§ Task goal
Copy out each line of the listing that has the word "ABOUT" in it.
---------- Extracted records
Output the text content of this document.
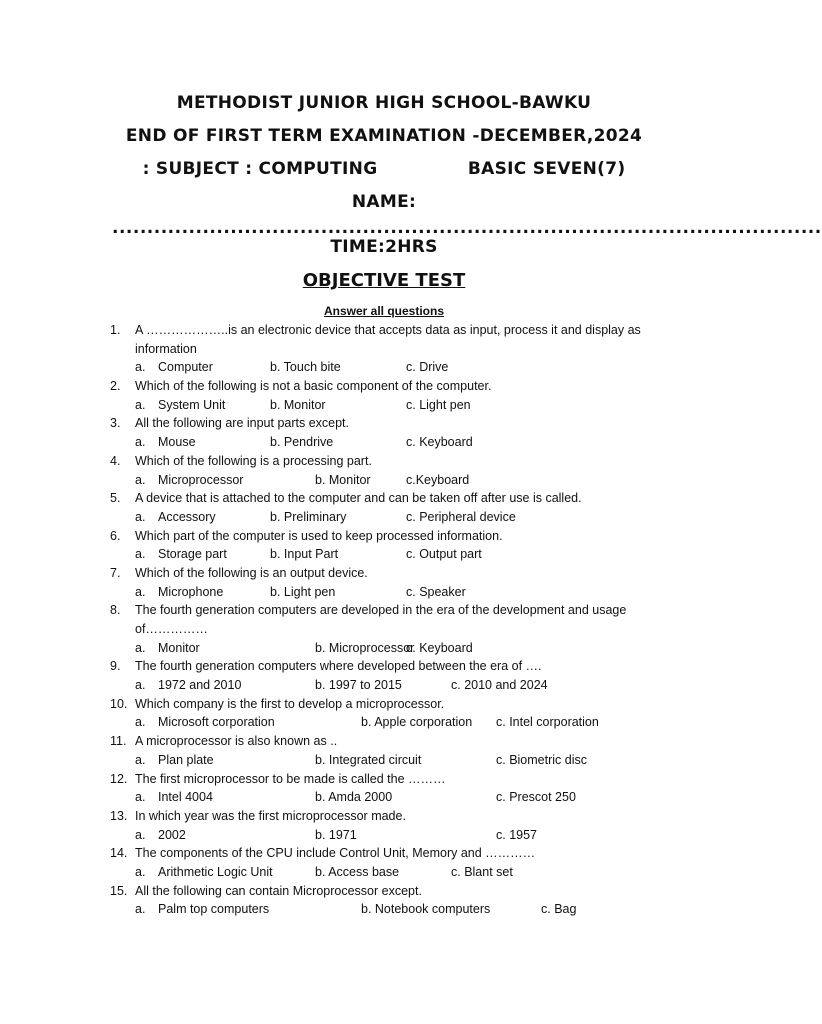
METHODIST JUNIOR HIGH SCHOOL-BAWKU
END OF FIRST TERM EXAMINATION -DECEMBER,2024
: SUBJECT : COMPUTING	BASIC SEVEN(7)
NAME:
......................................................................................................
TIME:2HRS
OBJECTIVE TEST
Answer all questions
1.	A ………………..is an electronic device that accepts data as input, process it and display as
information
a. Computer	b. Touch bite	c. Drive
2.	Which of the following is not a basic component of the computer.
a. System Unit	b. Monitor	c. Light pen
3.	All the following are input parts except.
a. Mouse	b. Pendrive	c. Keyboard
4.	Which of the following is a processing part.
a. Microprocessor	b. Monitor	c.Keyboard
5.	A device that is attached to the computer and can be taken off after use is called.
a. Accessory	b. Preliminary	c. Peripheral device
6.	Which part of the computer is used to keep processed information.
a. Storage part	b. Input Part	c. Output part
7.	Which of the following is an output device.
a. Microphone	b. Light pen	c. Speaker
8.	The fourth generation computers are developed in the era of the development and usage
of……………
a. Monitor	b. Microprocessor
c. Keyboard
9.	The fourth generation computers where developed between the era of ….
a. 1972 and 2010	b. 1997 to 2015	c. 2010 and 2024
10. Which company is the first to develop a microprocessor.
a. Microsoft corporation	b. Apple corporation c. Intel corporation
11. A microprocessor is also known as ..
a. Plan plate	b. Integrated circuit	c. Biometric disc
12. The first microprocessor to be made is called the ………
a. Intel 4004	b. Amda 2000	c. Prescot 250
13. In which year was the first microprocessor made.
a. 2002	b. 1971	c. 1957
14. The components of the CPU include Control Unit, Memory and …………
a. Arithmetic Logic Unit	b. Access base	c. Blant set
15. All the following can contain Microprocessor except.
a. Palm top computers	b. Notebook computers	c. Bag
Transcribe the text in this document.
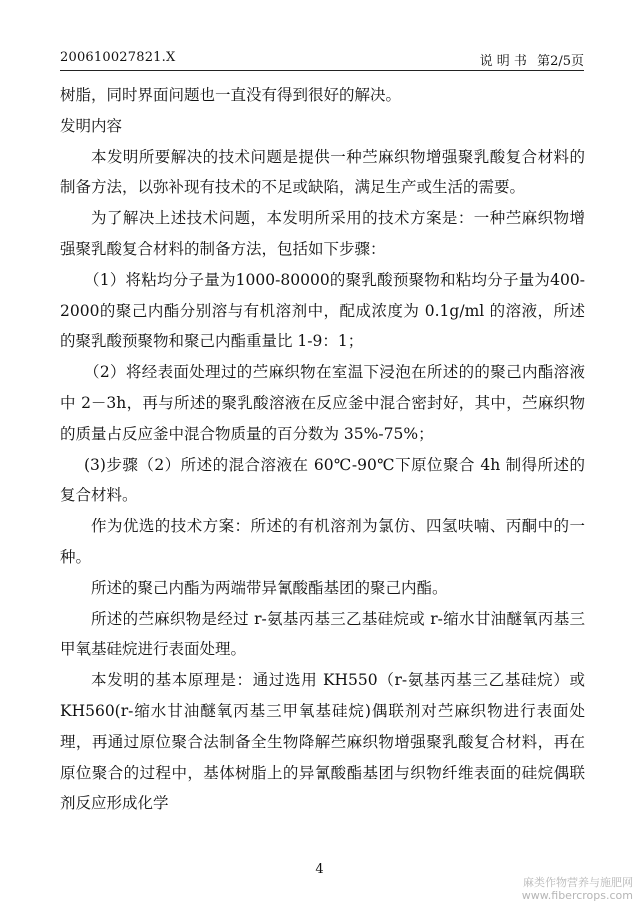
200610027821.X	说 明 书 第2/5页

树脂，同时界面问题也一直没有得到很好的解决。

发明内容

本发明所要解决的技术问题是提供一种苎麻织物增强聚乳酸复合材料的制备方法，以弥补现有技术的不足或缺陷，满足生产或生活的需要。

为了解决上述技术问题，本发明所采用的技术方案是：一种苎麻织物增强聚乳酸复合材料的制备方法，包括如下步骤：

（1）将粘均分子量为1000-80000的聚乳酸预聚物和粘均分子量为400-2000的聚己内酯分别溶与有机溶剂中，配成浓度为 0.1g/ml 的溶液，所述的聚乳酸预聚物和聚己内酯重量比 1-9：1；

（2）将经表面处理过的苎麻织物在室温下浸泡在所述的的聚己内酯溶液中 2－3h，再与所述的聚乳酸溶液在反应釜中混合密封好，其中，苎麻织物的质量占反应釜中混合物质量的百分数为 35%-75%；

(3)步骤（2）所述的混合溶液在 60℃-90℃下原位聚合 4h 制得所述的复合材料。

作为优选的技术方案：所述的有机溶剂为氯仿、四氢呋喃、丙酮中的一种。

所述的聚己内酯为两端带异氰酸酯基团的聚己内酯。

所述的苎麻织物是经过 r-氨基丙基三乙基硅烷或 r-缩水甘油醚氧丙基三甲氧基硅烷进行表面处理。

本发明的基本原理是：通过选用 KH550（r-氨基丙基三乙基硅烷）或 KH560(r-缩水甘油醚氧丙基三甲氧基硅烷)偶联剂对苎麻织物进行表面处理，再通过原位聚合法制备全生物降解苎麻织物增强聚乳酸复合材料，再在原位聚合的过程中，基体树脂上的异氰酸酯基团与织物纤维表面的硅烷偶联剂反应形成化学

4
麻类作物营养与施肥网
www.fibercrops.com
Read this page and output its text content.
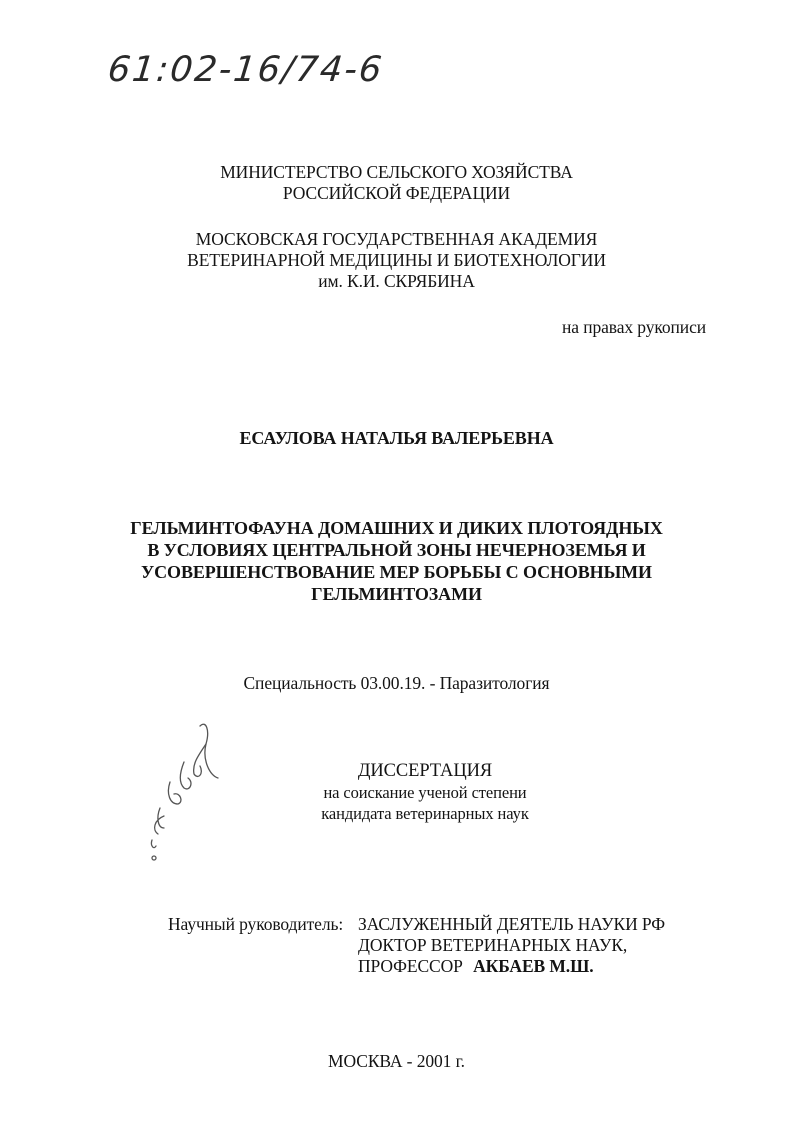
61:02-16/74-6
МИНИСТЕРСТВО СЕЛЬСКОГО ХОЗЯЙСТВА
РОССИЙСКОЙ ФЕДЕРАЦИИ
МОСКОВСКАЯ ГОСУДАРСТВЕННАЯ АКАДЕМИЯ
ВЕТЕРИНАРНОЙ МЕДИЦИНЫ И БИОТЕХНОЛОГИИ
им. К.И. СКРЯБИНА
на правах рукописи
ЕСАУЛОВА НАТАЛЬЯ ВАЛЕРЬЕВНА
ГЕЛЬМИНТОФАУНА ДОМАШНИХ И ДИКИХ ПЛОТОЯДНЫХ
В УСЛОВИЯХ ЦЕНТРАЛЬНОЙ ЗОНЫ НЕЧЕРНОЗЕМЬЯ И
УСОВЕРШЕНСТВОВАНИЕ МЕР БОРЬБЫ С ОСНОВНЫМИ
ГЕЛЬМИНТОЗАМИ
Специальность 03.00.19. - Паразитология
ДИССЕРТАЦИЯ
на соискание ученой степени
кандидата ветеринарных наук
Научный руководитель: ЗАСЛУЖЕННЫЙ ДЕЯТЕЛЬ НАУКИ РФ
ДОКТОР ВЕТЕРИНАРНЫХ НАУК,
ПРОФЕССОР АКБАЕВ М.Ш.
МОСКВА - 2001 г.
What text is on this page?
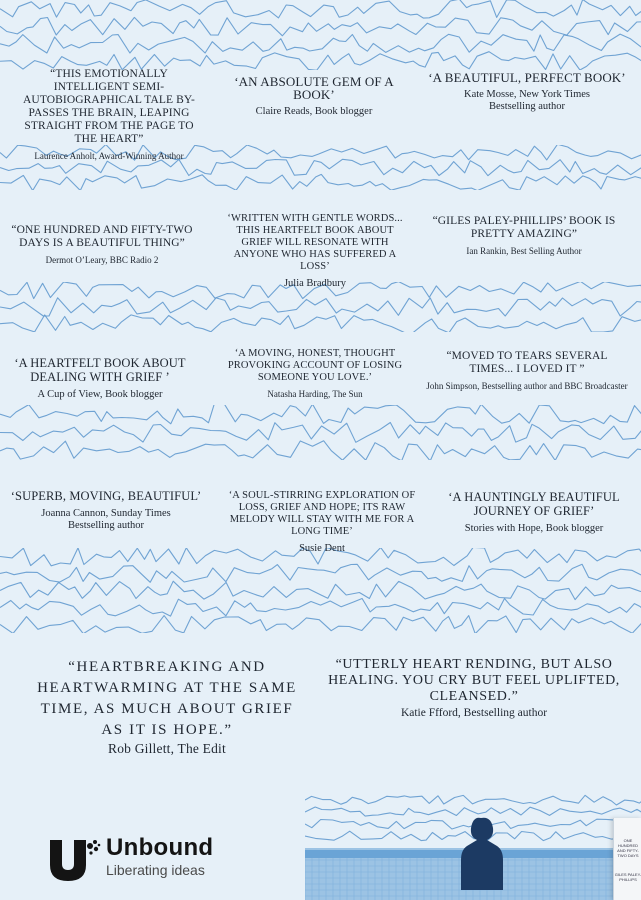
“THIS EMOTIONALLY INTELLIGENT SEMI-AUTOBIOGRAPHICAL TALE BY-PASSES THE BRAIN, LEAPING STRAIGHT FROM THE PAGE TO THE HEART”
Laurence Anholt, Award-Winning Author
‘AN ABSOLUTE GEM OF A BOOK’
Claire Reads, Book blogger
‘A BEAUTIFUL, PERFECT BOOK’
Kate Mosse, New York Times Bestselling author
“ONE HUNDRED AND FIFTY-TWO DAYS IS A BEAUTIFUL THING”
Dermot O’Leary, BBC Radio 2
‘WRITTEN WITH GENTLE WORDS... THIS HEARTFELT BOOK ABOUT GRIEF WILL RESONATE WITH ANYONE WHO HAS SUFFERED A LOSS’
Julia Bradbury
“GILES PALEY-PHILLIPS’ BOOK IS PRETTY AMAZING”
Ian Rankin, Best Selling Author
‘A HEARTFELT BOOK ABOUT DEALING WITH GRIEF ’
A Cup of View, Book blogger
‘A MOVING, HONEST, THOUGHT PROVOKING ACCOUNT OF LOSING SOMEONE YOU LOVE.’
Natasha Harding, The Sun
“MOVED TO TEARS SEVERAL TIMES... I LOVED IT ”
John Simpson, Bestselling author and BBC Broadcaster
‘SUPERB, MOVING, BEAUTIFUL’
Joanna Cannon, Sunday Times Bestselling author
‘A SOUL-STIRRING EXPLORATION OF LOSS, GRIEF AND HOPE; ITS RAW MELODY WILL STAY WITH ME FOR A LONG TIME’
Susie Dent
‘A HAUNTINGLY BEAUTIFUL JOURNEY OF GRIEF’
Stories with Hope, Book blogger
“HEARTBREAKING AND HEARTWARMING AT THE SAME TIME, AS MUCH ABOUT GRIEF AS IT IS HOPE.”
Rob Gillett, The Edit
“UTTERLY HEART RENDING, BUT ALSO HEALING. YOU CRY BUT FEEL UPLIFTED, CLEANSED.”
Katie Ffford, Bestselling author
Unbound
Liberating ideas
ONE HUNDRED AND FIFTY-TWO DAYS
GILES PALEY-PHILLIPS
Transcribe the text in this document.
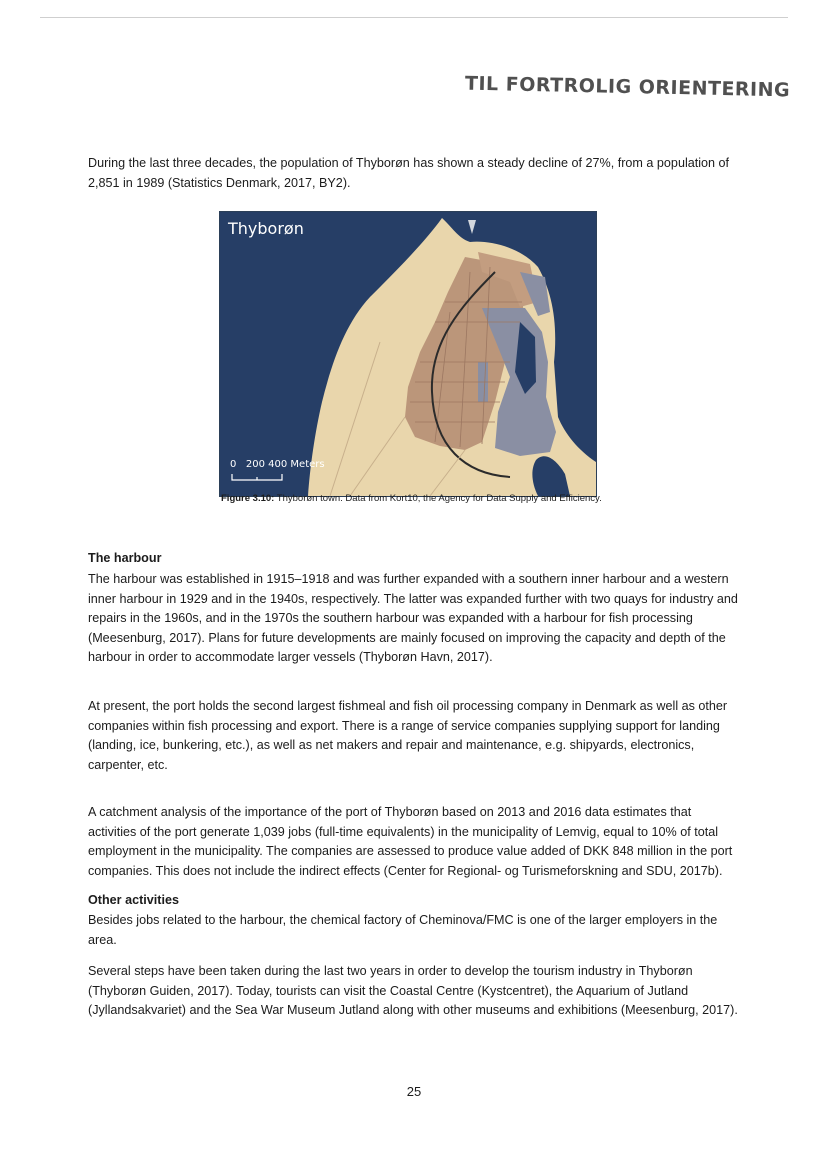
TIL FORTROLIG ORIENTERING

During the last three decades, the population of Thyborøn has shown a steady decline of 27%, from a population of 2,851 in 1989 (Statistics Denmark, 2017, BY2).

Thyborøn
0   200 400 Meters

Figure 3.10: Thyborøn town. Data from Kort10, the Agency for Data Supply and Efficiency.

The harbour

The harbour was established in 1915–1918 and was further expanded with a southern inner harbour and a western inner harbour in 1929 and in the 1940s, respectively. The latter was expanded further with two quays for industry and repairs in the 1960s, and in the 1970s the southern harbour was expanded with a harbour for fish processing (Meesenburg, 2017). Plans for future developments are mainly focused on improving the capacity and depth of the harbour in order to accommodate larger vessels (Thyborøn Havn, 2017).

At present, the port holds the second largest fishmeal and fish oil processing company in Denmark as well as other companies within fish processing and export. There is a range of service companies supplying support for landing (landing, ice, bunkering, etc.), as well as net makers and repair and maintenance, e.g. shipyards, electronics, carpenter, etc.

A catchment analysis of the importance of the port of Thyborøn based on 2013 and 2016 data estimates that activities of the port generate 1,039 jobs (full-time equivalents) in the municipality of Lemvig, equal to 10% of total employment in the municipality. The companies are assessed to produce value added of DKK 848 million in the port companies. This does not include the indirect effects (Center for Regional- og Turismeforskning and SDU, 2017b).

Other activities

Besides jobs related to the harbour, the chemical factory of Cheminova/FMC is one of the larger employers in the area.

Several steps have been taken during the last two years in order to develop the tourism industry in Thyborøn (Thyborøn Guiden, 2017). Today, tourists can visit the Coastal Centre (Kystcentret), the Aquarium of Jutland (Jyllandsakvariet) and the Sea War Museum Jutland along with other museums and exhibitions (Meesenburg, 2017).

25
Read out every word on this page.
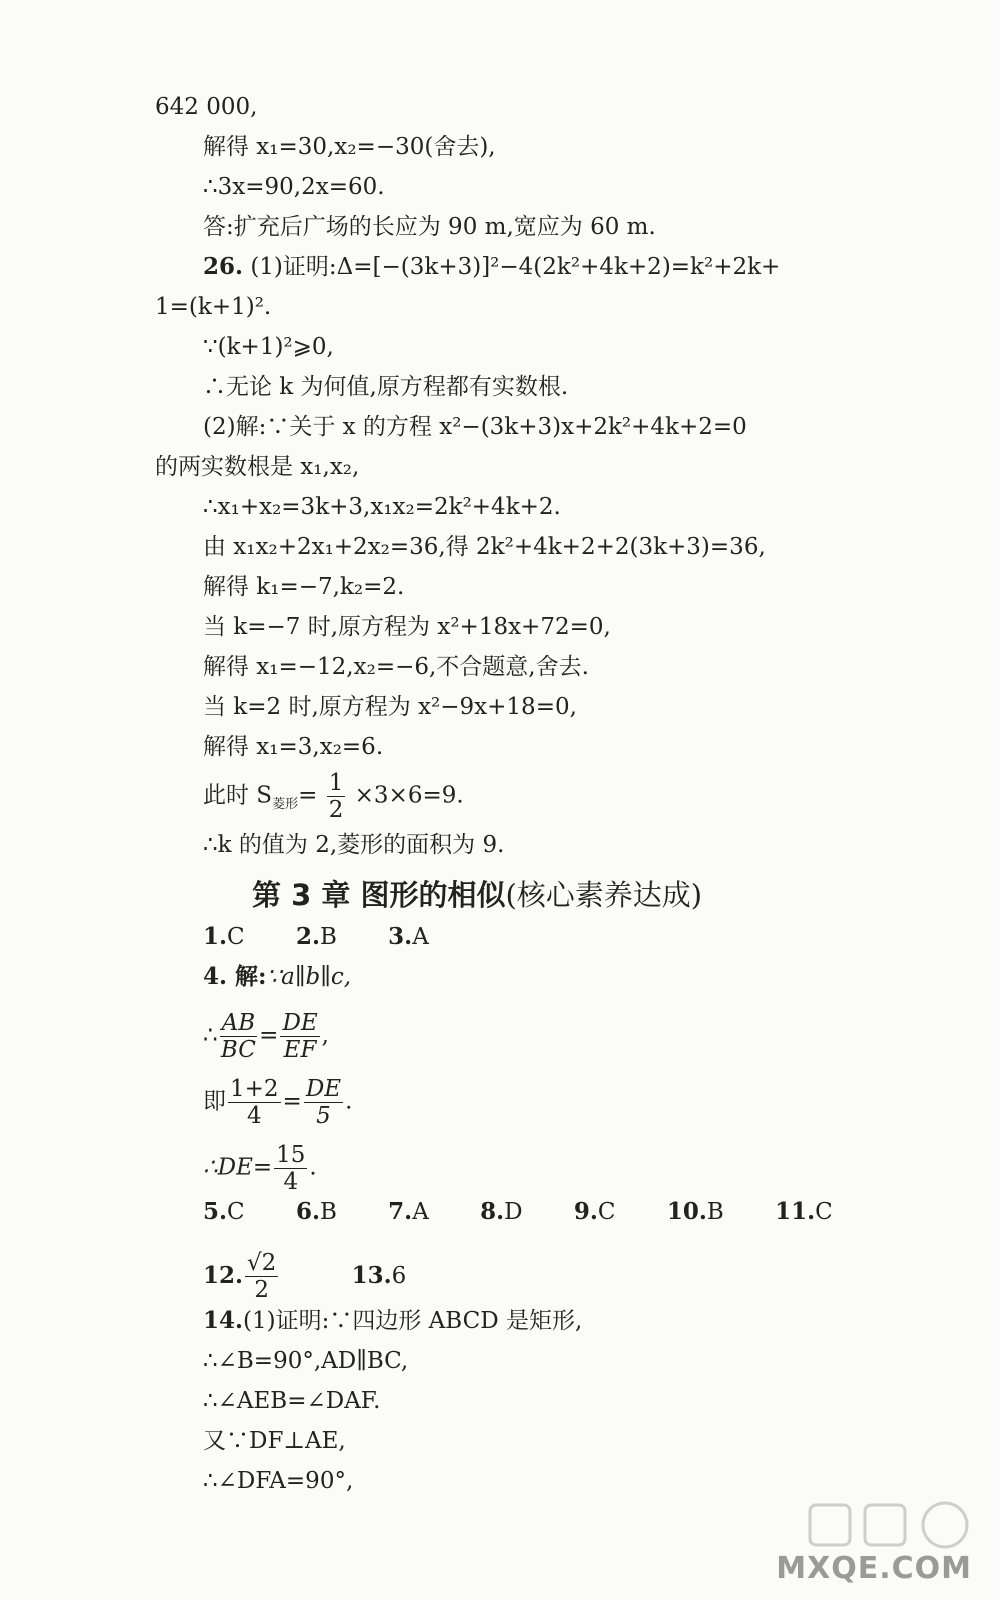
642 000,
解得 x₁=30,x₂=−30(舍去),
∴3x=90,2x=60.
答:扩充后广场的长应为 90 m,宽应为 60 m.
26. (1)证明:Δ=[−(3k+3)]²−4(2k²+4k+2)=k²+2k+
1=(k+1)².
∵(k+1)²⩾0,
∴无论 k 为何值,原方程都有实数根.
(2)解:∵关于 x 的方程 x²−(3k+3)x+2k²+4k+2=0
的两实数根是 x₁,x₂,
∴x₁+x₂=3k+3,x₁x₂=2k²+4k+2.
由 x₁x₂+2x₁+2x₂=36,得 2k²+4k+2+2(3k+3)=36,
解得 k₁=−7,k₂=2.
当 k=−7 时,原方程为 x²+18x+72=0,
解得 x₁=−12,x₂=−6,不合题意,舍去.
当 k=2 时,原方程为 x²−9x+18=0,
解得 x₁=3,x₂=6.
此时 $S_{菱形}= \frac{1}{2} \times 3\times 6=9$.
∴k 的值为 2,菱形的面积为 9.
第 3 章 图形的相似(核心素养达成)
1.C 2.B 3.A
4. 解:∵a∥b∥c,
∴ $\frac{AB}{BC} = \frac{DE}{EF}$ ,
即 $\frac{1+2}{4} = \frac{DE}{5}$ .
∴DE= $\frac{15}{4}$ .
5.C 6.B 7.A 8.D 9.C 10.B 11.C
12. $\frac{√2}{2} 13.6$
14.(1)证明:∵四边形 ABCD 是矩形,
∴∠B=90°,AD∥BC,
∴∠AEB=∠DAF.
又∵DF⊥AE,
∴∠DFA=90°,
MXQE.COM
--------------------
§ Answer to the problem
‘WRITTEN WITH GENTLE WORDS... THIS HEARTFELT BOOK ABOUT GRIEF WILL RESONATE WITH ANYONE WHO HAS SUFFERED A LOSS’
‘A HEARTFELT BOOK ABOUT DEALING WITH GRIEF ’
“HEARTBREAKING AND HEARTWARMING AT THE SAME TIME, AS MUCH ABOUT GRIEF AS IT IS HOPE.”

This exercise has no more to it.